→ **Given problem**
Return all entries precisely as they stand, without the images.

********************

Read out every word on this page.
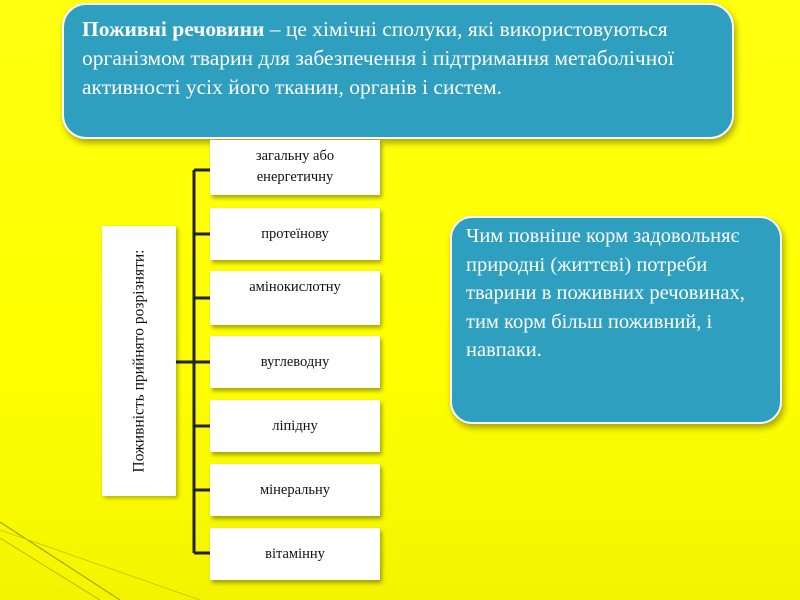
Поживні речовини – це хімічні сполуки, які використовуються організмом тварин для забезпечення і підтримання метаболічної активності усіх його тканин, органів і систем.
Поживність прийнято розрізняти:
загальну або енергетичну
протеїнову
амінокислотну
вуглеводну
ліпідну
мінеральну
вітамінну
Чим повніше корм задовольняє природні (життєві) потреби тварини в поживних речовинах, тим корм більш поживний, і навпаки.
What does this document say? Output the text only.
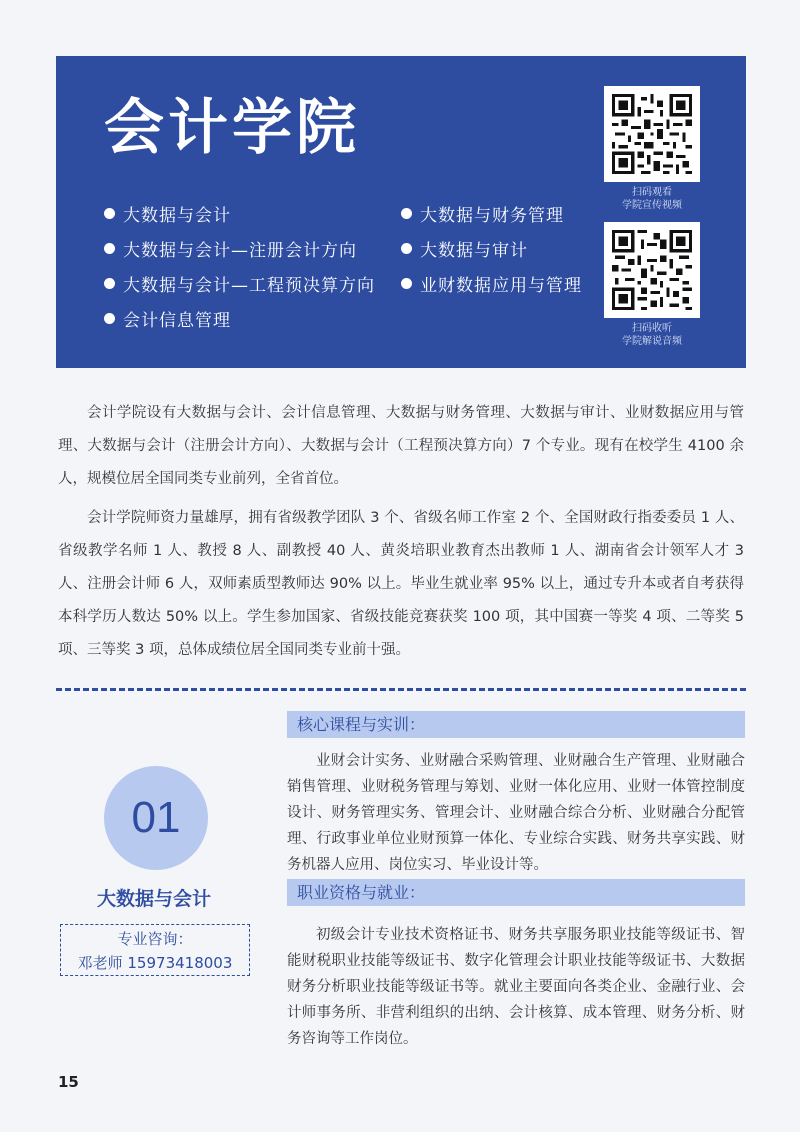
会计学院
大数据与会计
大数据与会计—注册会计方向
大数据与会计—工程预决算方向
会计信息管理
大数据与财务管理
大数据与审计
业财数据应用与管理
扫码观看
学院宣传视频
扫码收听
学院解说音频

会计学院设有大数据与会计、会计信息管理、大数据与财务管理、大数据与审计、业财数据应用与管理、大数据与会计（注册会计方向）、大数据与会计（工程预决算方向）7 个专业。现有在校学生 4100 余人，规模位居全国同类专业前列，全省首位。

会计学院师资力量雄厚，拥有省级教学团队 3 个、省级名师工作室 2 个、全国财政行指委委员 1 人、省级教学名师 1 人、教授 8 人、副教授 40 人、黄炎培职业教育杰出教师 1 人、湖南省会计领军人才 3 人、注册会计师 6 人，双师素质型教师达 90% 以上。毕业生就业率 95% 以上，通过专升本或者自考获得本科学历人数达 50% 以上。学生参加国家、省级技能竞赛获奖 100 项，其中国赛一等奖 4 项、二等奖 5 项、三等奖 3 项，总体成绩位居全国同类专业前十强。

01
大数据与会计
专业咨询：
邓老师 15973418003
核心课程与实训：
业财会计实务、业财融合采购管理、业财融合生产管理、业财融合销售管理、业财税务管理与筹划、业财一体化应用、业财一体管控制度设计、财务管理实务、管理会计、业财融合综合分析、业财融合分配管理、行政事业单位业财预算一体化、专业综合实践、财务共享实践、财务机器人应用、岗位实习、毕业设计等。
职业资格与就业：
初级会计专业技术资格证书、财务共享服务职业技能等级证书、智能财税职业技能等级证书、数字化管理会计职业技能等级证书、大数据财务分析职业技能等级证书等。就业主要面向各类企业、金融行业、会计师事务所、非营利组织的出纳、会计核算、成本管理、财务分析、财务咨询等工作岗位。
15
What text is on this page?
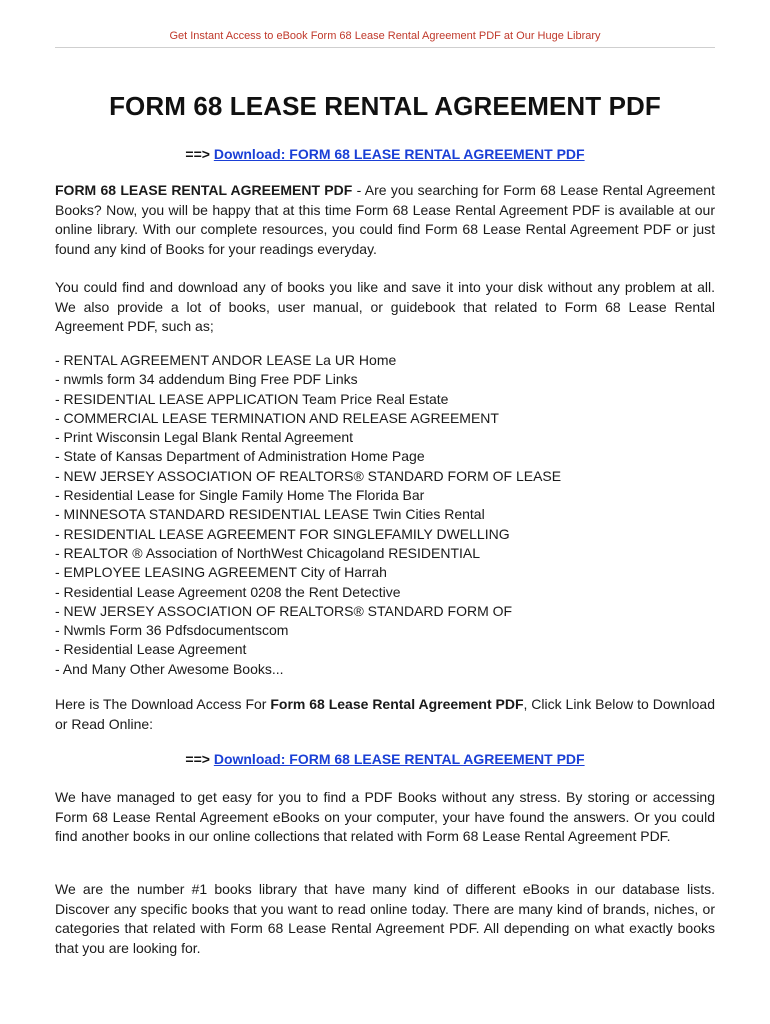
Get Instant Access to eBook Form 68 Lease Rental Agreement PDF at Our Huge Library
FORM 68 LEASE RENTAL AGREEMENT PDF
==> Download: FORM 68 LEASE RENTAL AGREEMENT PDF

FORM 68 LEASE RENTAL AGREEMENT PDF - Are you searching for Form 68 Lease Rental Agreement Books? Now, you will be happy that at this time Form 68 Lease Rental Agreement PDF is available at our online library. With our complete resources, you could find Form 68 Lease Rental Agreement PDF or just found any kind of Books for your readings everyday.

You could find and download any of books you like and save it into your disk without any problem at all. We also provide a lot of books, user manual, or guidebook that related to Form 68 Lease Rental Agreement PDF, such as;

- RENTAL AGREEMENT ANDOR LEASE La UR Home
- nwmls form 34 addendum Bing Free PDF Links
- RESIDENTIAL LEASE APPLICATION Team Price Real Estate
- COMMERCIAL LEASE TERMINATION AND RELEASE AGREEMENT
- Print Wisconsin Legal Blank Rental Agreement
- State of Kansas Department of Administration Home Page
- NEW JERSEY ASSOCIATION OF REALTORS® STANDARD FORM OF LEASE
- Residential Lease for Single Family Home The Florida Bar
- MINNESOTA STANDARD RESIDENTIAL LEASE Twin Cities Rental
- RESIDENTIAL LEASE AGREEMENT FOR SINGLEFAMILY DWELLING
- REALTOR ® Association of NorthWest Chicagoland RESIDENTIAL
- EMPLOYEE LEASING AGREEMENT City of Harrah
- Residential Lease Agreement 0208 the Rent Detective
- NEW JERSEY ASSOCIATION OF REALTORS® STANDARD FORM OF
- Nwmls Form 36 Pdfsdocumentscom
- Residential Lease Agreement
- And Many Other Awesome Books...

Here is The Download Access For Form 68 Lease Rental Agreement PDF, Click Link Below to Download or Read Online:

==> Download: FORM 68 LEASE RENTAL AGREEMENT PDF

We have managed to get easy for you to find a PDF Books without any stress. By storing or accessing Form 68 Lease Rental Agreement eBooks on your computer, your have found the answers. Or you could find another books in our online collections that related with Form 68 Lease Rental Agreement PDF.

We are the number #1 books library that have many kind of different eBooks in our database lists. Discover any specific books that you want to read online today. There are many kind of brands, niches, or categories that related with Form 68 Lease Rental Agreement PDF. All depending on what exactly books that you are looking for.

********************

→ **Exercise output**
Read out every word on this page.
Поживні речовини – це хімічні сполуки, які використовуються організмом тварин для забезпечення і підтримання метаболічної активності усіх його тканин, органів і систем.
Поживність прийнято розрізняти:
загальну або енергетичну
протеїнову
амінокислотну
вуглеводну
ліпідну
мінеральну
вітамінну
Чим повніше корм задовольняє природні (життєві) потреби тварини в поживних речовинах, тим корм більш поживний, і навпаки.
What does this document say? Output the text only.
会计学院
大数据与会计
大数据与会计—注册会计方向
大数据与会计—工程预决算方向
会计信息管理
大数据与财务管理
大数据与审计
业财数据应用与管理
扫码观看
学院宣传视频
扫码收听
学院解说音频

会计学院设有大数据与会计、会计信息管理、大数据与财务管理、大数据与审计、业财数据应用与管理、大数据与会计（注册会计方向）、大数据与会计（工程预决算方向）7 个专业。现有在校学生 4100 余人，规模位居全国同类专业前列，全省首位。

会计学院师资力量雄厚，拥有省级教学团队 3 个、省级名师工作室 2 个、全国财政行指委委员 1 人、省级教学名师 1 人、教授 8 人、副教授 40 人、黄炎培职业教育杰出教师 1 人、湖南省会计领军人才 3 人、注册会计师 6 人，双师素质型教师达 90% 以上。毕业生就业率 95% 以上，通过专升本或者自考获得本科学历人数达 50% 以上。学生参加国家、省级技能竞赛获奖 100 项，其中国赛一等奖 4 项、二等奖 5 项、三等奖 3 项，总体成绩位居全国同类专业前十强。

01
大数据与会计
专业咨询：
邓老师 15973418003
核心课程与实训：
业财会计实务、业财融合采购管理、业财融合生产管理、业财融合销售管理、业财税务管理与筹划、业财一体化应用、业财一体管控制度设计、财务管理实务、管理会计、业财融合综合分析、业财融合分配管理、行政事业单位业财预算一体化、专业综合实践、财务共享实践、财务机器人应用、岗位实习、毕业设计等。
职业资格与就业：
初级会计专业技术资格证书、财务共享服务职业技能等级证书、智能财税职业技能等级证书、数字化管理会计职业技能等级证书、大数据财务分析职业技能等级证书等。就业主要面向各类企业、金融行业、会计师事务所、非营利组织的出纳、会计核算、成本管理、财务分析、财务咨询等工作岗位。
15
What text is on this page?
Get Instant Access to eBook Form 68 Lease Rental Agreement PDF at Our Huge Library
FORM 68 LEASE RENTAL AGREEMENT PDF
==> Download: FORM 68 LEASE RENTAL AGREEMENT PDF

FORM 68 LEASE RENTAL AGREEMENT PDF - Are you searching for Form 68 Lease Rental Agreement Books? Now, you will be happy that at this time Form 68 Lease Rental Agreement PDF is available at our online library. With our complete resources, you could find Form 68 Lease Rental Agreement PDF or just found any kind of Books for your readings everyday.

You could find and download any of books you like and save it into your disk without any problem at all. We also provide a lot of books, user manual, or guidebook that related to Form 68 Lease Rental Agreement PDF, such as;

- RENTAL AGREEMENT ANDOR LEASE La UR Home
- nwmls form 34 addendum Bing Free PDF Links
- RESIDENTIAL LEASE APPLICATION Team Price Real Estate
- COMMERCIAL LEASE TERMINATION AND RELEASE AGREEMENT
- Print Wisconsin Legal Blank Rental Agreement
- State of Kansas Department of Administration Home Page
- NEW JERSEY ASSOCIATION OF REALTORS® STANDARD FORM OF LEASE
- Residential Lease for Single Family Home The Florida Bar
- MINNESOTA STANDARD RESIDENTIAL LEASE Twin Cities Rental
- RESIDENTIAL LEASE AGREEMENT FOR SINGLEFAMILY DWELLING
- REALTOR ® Association of NorthWest Chicagoland RESIDENTIAL
- EMPLOYEE LEASING AGREEMENT City of Harrah
- Residential Lease Agreement 0208 the Rent Detective
- NEW JERSEY ASSOCIATION OF REALTORS® STANDARD FORM OF
- Nwmls Form 36 Pdfsdocumentscom
- Residential Lease Agreement
- And Many Other Awesome Books...

Here is The Download Access For Form 68 Lease Rental Agreement PDF, Click Link Below to Download or Read Online:

==> Download: FORM 68 LEASE RENTAL AGREEMENT PDF

We have managed to get easy for you to find a PDF Books without any stress. By storing or accessing Form 68 Lease Rental Agreement eBooks on your computer, your have found the answers. Or you could find another books in our online collections that related with Form 68 Lease Rental Agreement PDF.

We are the number #1 books library that have many kind of different eBooks in our database lists. Discover any specific books that you want to read online today. There are many kind of brands, niches, or categories that related with Form 68 Lease Rental Agreement PDF. All depending on what exactly books that you are looking for.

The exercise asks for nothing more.